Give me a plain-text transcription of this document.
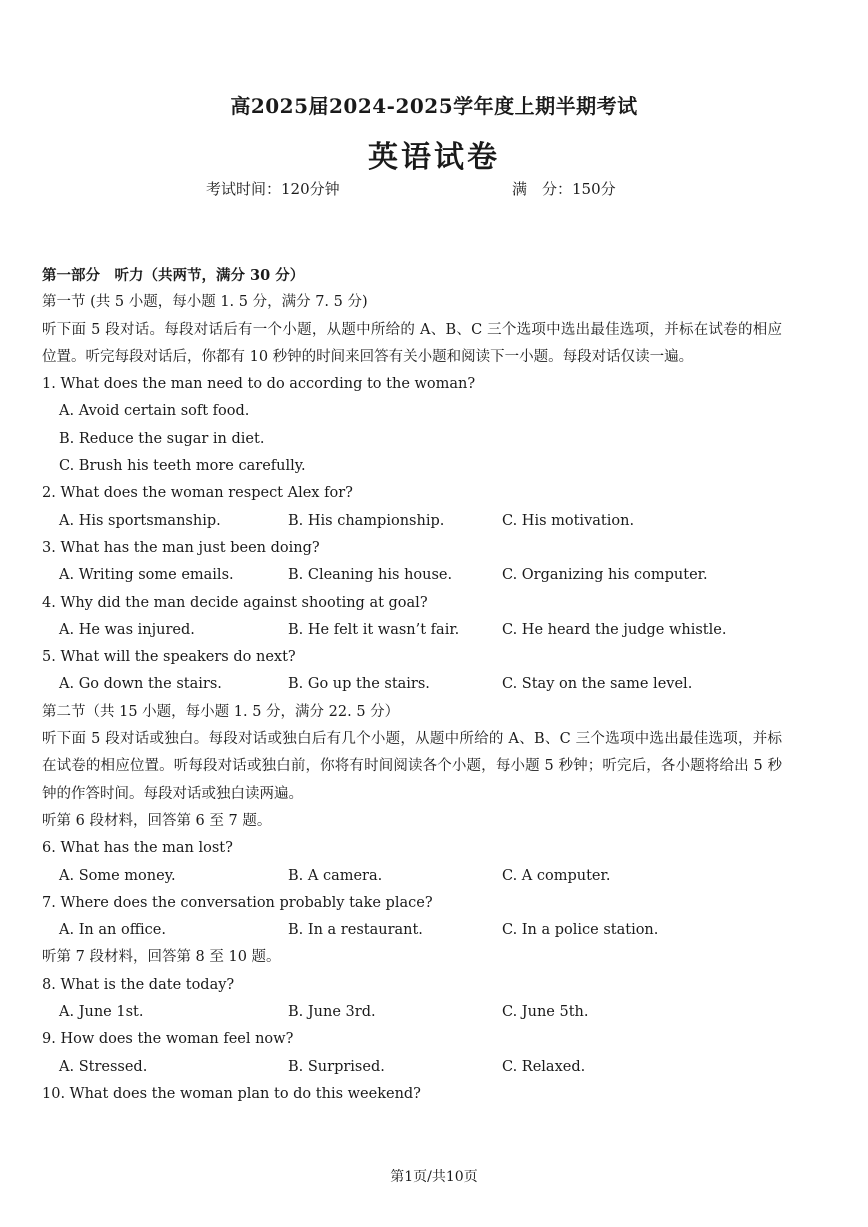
高2025届2024-2025学年度上期半期考试
英语试卷
考试时间：120分钟	满　分：150分
第一部分　听力（共两节，满分 30 分）
第一节 (共 5 小题，每小题 1. 5 分，满分 7. 5 分)
听下面 5 段对话。每段对话后有一个小题，从题中所给的 A、B、C 三个选项中选出最佳选项，并标在试卷的相应位置。听完每段对话后，你都有 10 秒钟的时间来回答有关小题和阅读下一小题。每段对话仅读一遍。
1. What does the man need to do according to the woman?
A. Avoid certain soft food.
B. Reduce the sugar in diet.
C. Brush his teeth more carefully.
2. What does the woman respect Alex for?
A. His sportsmanship.	B. His championship.	C. His motivation.
3. What has the man just been doing?
A. Writing some emails.	B. Cleaning his house.	C. Organizing his computer.
4. Why did the man decide against shooting at goal?
A. He was injured.	B. He felt it wasn’t fair.	C. He heard the judge whistle.
5. What will the speakers do next?
A. Go down the stairs.	B. Go up the stairs.	C. Stay on the same level.
第二节（共 15 小题，每小题 1. 5 分，满分 22. 5 分）
听下面 5 段对话或独白。每段对话或独白后有几个小题，从题中所给的 A、B、C 三个选项中选出最佳选项，并标在试卷的相应位置。听每段对话或独白前，你将有时间阅读各个小题，每小题 5 秒钟；听完后，各小题将给出 5 秒钟的作答时间。每段对话或独白读两遍。
听第 6 段材料，回答第 6 至 7 题。
6. What has the man lost?
A. Some money.	B. A camera.	C. A computer.
7. Where does the conversation probably take place?
A. In an office.	B. In a restaurant.	C. In a police station.
听第 7 段材料，回答第 8 至 10 题。
8. What is the date today?
A. June 1st.	B. June 3rd.	C. June 5th.
9. How does the woman feel now?
A. Stressed.	B. Surprised.	C. Relaxed.
10. What does the woman plan to do this weekend?
第1页/共10页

__What you are asked to do__. Collect, from the material above, every line containing the word "三个选项中选出最佳选项".

__Result of the exercise__.
听下面 5 段对话。每段对话后有一个小题，从题中所给的 A、B、C 三个选项中选出最佳选项，并标在试卷的相应位置。听完每段对话后，你都有 10 秒钟的时间来回答有关小题和阅读下一小题。每段对话仅读一遍。
听下面 5 段对话或独白。每段对话或独白后有几个小题，从题中所给的 A、B、C 三个选项中选出最佳选项，并标在试卷的相应位置。听每段对话或独白前，你将有时间阅读各个小题，每小题 5 秒钟；听完后，各小题将给出 5 秒钟的作答时间。每段对话或独白读两遍。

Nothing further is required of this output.